§ CEL ZADANIA
Proszę zwrócić bez żadnych zmian wszystkie wiersze zestawienia od jego początku aż do wiersza zawierającego „x-axis-ticks: Jan. 2022”, łącznie z tym wierszem.

§ Zestawienie danych
_____
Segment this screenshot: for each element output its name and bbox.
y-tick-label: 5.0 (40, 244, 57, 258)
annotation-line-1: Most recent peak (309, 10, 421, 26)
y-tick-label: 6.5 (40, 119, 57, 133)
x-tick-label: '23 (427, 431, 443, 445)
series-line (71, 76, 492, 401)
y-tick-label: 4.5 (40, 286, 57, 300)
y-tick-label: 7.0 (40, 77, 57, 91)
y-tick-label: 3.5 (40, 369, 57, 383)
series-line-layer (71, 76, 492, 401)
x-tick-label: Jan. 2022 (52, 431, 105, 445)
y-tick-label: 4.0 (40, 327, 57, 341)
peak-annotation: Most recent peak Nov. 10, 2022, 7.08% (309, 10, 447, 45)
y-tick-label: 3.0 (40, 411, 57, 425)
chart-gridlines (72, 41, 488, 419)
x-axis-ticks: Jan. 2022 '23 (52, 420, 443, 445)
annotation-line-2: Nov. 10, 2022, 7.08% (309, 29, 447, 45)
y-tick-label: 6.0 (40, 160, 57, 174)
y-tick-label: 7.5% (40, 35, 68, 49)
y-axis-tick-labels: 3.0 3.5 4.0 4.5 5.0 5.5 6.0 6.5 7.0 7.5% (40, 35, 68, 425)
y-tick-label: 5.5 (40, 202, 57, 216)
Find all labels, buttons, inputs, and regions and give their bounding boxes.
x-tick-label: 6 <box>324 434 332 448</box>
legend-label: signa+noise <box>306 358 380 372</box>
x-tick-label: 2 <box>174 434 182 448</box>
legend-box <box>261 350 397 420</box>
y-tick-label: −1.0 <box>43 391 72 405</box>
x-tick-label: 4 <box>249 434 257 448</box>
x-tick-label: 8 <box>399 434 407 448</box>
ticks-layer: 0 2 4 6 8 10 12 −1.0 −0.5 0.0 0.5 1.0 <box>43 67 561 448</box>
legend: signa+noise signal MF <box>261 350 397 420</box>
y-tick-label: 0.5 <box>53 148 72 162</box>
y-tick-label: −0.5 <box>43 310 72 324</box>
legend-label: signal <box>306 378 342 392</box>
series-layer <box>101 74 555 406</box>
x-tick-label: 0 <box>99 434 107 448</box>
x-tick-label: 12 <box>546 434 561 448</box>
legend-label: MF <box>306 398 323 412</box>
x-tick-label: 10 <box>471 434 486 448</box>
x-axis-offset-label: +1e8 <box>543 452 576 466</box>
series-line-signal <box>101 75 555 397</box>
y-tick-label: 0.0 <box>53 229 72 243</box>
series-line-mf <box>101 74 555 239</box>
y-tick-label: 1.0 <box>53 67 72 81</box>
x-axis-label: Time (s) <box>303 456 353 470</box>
_____
§ ODPOWIEDŹ
Segment this screenshot: for each element output its name and bbox.
y-tick-label: 5.0 (40, 244, 57, 258)
annotation-line-1: Most recent peak (309, 10, 421, 26)
y-tick-label: 6.5 (40, 119, 57, 133)
x-tick-label: '23 (427, 431, 443, 445)
series-line (71, 76, 492, 401)
y-tick-label: 4.5 (40, 286, 57, 300)
y-tick-label: 7.0 (40, 77, 57, 91)
y-tick-label: 3.5 (40, 369, 57, 383)
series-line-layer (71, 76, 492, 401)
x-tick-label: Jan. 2022 (52, 431, 105, 445)
y-tick-label: 4.0 (40, 327, 57, 341)
peak-annotation: Most recent peak Nov. 10, 2022, 7.08% (309, 10, 447, 45)
y-tick-label: 3.0 (40, 411, 57, 425)
chart-gridlines (72, 41, 488, 419)
x-axis-ticks: Jan. 2022 '23 (52, 420, 443, 445)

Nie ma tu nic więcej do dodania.